+++ Excerpt

Fact Sheet: East Asia Summit

At the East Asia Summit (EAS) held on November 19 in Bali, Indonesia, President Obama and other Asia-Pacific leaders discussed the importance of cooperation on the region’s most pressing political and security challenges, including maritime security, non-proliferation, and disaster response. 

President Obama’s participation in the EAS was the first by a U.S. president and underscored the Administration’s commitment to deepening engagement in the Asia-Pacific region and playing a leadership role in its emerging institutions.  The President has made clear that full and active U.S. engagement in the region’s multilateral architecture helps to reinforce the system of rules, responsibilities, and norms that underlies regional peace, stability, and prosperity.

The EAS was launched in 2005 in Kuala Lumpur, Malaysia, bringing together leaders of the 10 member states of the Association of Southeast Asian Nations (ASEAN) and six other Asian countries.  With the participation of the United States and Russia for the first time in 2011, the EAS now includes all the major powers of the Asia-Pacific region, including U.S. treaty allies Japan, the Republic of Korea, Australia, Thailand and the Philippines, as well as emerging regional powers India and China.

++++++

▶ _Short exercise a_
Echo, word for word, the passage of the East Asia Summit fact sheet starting at "President Obama’s participation" and ending at "stability, and prosperity.".

+++ The records

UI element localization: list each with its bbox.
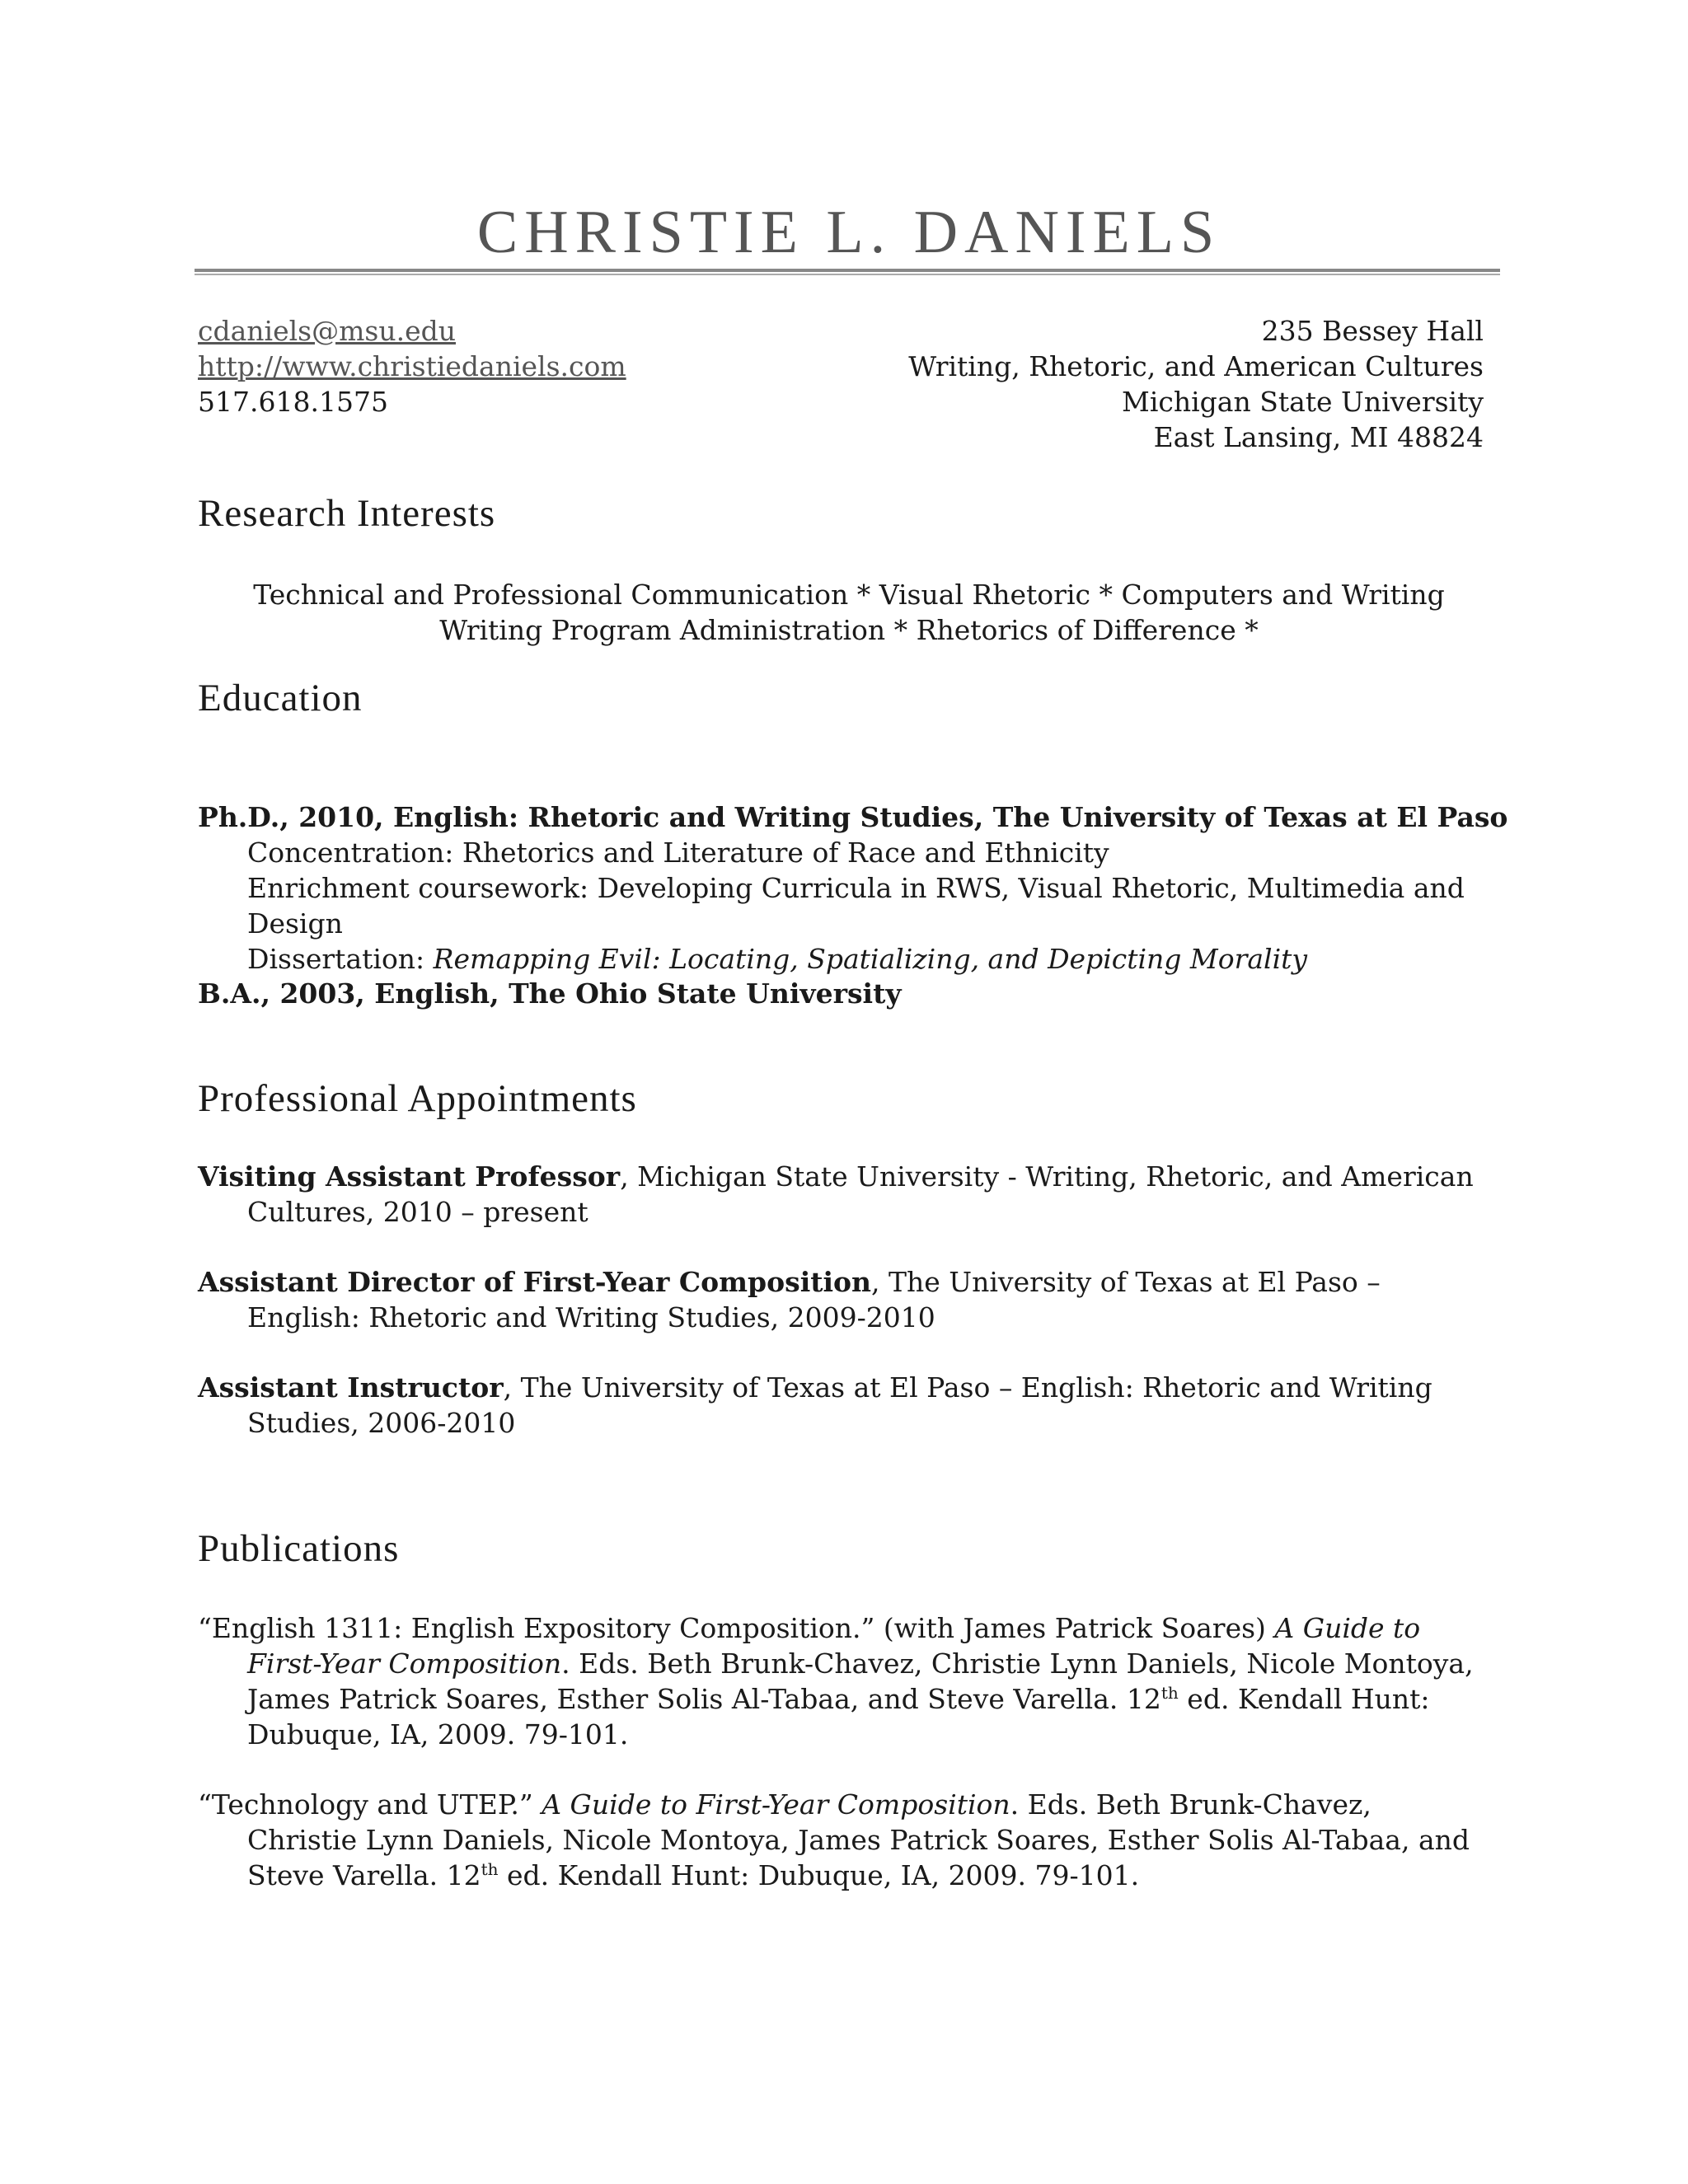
- phd-enrichment: Enrichment coursework: Developing Curricula in RWS, Visual Rhetoric, Multimedia and Design: [247, 872, 1465, 940]
- phone: 517.618.1575: [198, 386, 388, 418]
- section-title-appointments: Professional Appointments: [198, 1077, 637, 1120]
- section-title-publications: Publications: [198, 1527, 400, 1570]
- phd-heading: Ph.D., 2010, English: Rhetoric and Writing Studies, The University of Texas at El Paso: [198, 801, 1508, 833]
- pub-superscript: th: [481, 1859, 499, 1879]
- appointment-item: [198, 1159, 1500, 1230]
- research-interests: [198, 577, 1500, 648]
- contact-address: [908, 313, 1484, 455]
- publication-item: [198, 1787, 1484, 1893]
- appointment-detail: , The University of Texas at El Paso – English: Rhetoric and Writing Studies, 2006-2010: [247, 1371, 1432, 1439]
- section-title-research: Research Interests: [198, 492, 496, 535]
- address-line: Michigan State University: [1122, 386, 1484, 418]
- ba-heading: B.A., 2003, English, The Ohio State University: [198, 977, 902, 1010]
- address-line: Writing, Rhetoric, and American Cultures: [908, 350, 1484, 382]
- pub-text: . Eds. Beth Brunk-Chavez, Christie Lynn Daniels, Nicole Montoya, James Patrick Soares, Esther Solis Al-Tabaa, and Steve Varella. 12: [247, 1647, 1474, 1715]
- pub-text: . Eds. Beth Brunk-Chavez, Christie Lynn Daniels, Nicole Montoya, James Patrick Soares, Esther Solis Al-Tabaa, and Steve Varella. 12: [247, 1788, 1470, 1891]
- contact-left: [198, 313, 626, 419]
- header-rule-secondary: [195, 274, 1500, 275]
- appointment-detail: , Michigan State University - Writing, Rhetoric, and American Cultures, 2010 – present: [247, 1160, 1474, 1228]
- address-line: East Lansing, MI 48824: [1153, 421, 1484, 453]
- pub-text: ed. Kendall Hunt: Dubuque, IA, 2009. 79-101.: [498, 1859, 1140, 1891]
- address-line: 235 Bessey Hall: [1261, 315, 1484, 347]
- header-rule: [195, 269, 1500, 272]
- phd-concentration: Concentration: Rhetorics and Literature of Race and Ethnicity: [247, 837, 1109, 869]
- appointment-detail: , The University of Texas at El Paso – English: Rhetoric and Writing Studies, 2009-2010: [247, 1266, 1381, 1333]
- pub-text: “Technology and UTEP.”: [198, 1788, 542, 1821]
- dissertation-title: Remapping Evil: Locating, Spatializing, and Depicting Morality: [433, 943, 1308, 975]
- appointment-role: Assistant Instructor: [198, 1371, 504, 1404]
- website-link[interactable]: http://www.christiedaniels.com: [198, 350, 626, 382]
- appointment-role: Assistant Director of First-Year Composition: [198, 1266, 872, 1298]
- education-ba: [198, 976, 1533, 1011]
- pub-text: “English 1311: English Expository Composition.” (with James Patrick Soares): [198, 1612, 1275, 1644]
- email-link[interactable]: cdaniels@msu.edu: [198, 315, 456, 347]
- interests-line: Writing Program Administration * Rhetorics of Difference *: [439, 614, 1259, 646]
- pub-superscript: th: [1160, 1683, 1179, 1703]
- cv-name: CHRISTIE L. DANIELS: [476, 199, 1221, 266]
- pub-book-title: A Guide to First-Year Composition: [542, 1788, 1010, 1821]
- appointment-role: Visiting Assistant Professor: [198, 1160, 621, 1193]
- education-phd: [198, 799, 1533, 977]
- pub-book-title: A Guide to First-Year Composition: [247, 1612, 1421, 1680]
- publication-item: [198, 1610, 1484, 1752]
- interests-line: Technical and Professional Communication * Visual Rhetoric * Computers and Writing: [253, 579, 1445, 611]
- dissertation-label: Dissertation:: [247, 943, 434, 975]
- section-title-education: Education: [198, 677, 363, 719]
- pub-text: ed. Kendall Hunt: Dubuque, IA, 2009. 79-101.: [247, 1683, 1430, 1750]
- appointment-item: [198, 1264, 1500, 1335]
- appointment-item: [198, 1370, 1500, 1441]
- cv-page: [198, 0, 1508, 2184]
- phd-dissertation: [198, 941, 1533, 977]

++++++

▶ _Short exercise b_
From the records, duplicate without change the lines starting at the line that contains "- phd-enrichment: Enrichment" and ending at the line that contains "1527, 400, 1570]", with both of those lines included.

▶ _Task solution a_
President Obama’s participation in the EAS was the first by a U.S. president and underscored the Administration’s commitment to deepening engagement in the Asia-Pacific region and playing a leadership role in its emerging institutions.  The President has made clear that full and active U.S. engagement in the region’s multilateral architecture helps to reinforce the system of rules, responsibilities, and norms that underlies regional peace, stability, and prosperity.

▶ _Task solution b_
- phd-enrichment: Enrichment coursework: Developing Curricula in RWS, Visual Rhetoric, Multimedia and Design: [247, 872, 1465, 940]
- phone: 517.618.1575: [198, 386, 388, 418]
- section-title-appointments: Professional Appointments: [198, 1077, 637, 1120]
- section-title-publications: Publications: [198, 1527, 400, 1570]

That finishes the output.